*What to produce:* Pick out the lines below that contain the string "color" and copy them all.

*Exercise input:*
■ ■ ■
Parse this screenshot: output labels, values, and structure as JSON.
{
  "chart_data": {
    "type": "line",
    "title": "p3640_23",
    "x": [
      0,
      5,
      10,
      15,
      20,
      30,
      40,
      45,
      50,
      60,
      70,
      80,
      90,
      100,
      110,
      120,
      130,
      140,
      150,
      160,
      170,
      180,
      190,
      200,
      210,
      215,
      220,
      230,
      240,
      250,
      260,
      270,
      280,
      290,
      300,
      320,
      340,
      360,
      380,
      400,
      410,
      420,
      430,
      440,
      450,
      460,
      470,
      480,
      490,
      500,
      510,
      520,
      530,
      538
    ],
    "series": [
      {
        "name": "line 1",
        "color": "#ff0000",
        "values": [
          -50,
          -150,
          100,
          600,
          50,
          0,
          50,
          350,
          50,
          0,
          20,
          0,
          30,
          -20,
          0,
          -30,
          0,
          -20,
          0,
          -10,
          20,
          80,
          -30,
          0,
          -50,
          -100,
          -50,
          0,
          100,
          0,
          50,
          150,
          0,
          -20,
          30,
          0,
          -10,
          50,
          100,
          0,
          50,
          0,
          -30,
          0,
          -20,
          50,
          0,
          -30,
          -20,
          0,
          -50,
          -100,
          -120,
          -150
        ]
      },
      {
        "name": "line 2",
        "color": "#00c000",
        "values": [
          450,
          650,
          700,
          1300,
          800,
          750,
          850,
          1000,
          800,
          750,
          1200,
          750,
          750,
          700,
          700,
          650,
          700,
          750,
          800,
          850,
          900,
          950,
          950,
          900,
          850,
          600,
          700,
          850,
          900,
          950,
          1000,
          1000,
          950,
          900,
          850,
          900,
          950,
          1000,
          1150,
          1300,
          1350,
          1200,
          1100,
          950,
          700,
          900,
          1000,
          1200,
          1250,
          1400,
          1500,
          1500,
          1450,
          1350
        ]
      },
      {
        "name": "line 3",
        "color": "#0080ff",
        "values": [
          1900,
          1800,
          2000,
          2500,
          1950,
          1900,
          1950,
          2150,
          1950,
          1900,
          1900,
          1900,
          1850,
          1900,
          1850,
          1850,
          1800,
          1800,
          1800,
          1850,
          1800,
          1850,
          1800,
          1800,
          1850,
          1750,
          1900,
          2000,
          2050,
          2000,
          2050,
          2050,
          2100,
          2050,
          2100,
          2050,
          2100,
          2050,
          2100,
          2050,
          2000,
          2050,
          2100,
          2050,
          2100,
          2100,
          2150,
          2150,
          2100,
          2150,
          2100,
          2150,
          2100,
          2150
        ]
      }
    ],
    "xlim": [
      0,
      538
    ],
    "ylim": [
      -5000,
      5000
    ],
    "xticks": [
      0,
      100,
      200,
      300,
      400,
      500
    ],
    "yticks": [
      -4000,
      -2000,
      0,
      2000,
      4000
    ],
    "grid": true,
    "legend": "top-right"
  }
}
■ ■ ■
*Exercise output:*
        "color": "#ff0000",
        "color": "#00c000",
        "color": "#0080ff",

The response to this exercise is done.